**To be done**. Out of the lines below, please list those that hold the string "should".
--- begin Data entries ---
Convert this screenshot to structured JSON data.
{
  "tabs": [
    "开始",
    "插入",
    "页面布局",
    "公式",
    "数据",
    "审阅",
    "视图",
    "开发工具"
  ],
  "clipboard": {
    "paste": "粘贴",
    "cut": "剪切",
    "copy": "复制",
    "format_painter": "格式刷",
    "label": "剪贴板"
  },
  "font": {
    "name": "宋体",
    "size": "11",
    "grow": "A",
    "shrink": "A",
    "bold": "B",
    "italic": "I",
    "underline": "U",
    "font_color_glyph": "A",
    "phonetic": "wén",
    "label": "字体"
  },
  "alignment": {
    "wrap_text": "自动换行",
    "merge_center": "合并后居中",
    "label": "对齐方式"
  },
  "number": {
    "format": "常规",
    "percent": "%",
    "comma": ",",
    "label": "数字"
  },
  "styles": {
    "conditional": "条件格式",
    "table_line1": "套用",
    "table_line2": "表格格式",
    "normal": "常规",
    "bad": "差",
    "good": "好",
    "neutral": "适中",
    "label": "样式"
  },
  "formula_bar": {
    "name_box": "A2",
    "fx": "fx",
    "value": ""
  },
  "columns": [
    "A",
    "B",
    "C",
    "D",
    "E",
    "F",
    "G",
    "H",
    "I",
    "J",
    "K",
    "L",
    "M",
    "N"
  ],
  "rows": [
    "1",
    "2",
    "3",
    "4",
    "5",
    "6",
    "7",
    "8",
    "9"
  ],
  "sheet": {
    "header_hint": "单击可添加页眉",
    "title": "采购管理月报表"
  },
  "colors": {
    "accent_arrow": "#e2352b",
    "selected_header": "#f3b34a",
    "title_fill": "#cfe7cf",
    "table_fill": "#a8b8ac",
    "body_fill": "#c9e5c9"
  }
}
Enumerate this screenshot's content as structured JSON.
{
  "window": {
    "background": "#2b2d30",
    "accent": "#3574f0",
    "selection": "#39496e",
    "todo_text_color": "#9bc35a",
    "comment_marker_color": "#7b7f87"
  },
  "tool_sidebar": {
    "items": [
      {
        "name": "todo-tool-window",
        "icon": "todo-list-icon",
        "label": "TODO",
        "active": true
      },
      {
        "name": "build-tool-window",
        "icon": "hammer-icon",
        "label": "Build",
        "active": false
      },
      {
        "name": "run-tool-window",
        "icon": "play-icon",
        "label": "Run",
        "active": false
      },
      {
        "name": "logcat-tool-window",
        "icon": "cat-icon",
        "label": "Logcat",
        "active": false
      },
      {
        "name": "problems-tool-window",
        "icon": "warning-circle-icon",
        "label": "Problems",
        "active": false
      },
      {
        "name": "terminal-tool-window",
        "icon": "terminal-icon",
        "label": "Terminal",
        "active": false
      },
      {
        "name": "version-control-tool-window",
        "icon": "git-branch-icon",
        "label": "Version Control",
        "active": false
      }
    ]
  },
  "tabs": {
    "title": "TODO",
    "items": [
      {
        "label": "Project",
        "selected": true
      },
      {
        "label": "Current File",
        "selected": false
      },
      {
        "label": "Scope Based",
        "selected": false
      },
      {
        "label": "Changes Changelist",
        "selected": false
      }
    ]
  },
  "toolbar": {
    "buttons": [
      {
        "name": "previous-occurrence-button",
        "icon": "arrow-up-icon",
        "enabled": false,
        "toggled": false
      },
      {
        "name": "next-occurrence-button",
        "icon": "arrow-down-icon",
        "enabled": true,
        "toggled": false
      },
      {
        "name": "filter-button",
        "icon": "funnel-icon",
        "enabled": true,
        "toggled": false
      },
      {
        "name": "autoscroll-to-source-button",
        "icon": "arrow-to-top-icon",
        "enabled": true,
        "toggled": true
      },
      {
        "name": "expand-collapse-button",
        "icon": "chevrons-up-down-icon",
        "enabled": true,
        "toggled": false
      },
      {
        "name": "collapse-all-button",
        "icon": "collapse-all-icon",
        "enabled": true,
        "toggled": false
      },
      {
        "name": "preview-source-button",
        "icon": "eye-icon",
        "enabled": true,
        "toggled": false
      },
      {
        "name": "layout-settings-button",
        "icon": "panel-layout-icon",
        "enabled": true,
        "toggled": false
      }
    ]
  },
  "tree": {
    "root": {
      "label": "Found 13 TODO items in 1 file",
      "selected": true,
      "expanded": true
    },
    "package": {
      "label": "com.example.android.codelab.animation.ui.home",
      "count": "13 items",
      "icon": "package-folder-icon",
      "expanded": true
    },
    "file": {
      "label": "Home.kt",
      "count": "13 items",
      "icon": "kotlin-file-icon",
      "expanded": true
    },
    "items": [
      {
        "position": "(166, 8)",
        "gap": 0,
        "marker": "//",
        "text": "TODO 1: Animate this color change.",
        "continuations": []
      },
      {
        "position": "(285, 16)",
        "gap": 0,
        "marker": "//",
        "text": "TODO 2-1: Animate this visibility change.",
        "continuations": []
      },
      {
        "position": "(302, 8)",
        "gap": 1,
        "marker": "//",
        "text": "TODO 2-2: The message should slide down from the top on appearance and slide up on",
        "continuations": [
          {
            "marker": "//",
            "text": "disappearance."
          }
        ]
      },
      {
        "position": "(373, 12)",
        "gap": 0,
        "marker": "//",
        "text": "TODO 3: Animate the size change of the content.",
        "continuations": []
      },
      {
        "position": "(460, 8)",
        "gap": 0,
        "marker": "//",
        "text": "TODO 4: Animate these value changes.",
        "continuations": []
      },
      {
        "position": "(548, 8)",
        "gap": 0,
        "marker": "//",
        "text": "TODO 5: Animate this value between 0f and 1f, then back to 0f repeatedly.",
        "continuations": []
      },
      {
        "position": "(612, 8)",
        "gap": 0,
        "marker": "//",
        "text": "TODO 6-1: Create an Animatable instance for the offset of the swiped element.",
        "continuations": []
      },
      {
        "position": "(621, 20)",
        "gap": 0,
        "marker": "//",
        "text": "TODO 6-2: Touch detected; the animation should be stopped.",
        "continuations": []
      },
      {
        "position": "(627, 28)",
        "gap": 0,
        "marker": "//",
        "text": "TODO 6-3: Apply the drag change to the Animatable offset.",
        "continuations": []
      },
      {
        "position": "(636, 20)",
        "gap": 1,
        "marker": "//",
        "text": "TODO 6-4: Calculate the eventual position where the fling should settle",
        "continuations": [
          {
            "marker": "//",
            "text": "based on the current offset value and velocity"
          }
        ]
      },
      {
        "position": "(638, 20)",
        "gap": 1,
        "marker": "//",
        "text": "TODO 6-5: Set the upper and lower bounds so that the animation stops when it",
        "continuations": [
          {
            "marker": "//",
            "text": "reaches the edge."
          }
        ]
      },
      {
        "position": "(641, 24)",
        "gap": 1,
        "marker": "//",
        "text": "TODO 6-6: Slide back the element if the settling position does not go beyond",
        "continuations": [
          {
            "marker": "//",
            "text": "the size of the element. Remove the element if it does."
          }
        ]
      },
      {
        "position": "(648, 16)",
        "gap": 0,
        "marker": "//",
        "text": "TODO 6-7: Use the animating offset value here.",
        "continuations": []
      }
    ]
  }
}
--- end Data entries ---
**Task output**.
        "text": "TODO 2-2: The message should slide down from the top on appearance and slide up on",
        "text": "TODO 6-2: Touch detected; the animation should be stopped.",
        "text": "TODO 6-4: Calculate the eventual position where the fling should settle",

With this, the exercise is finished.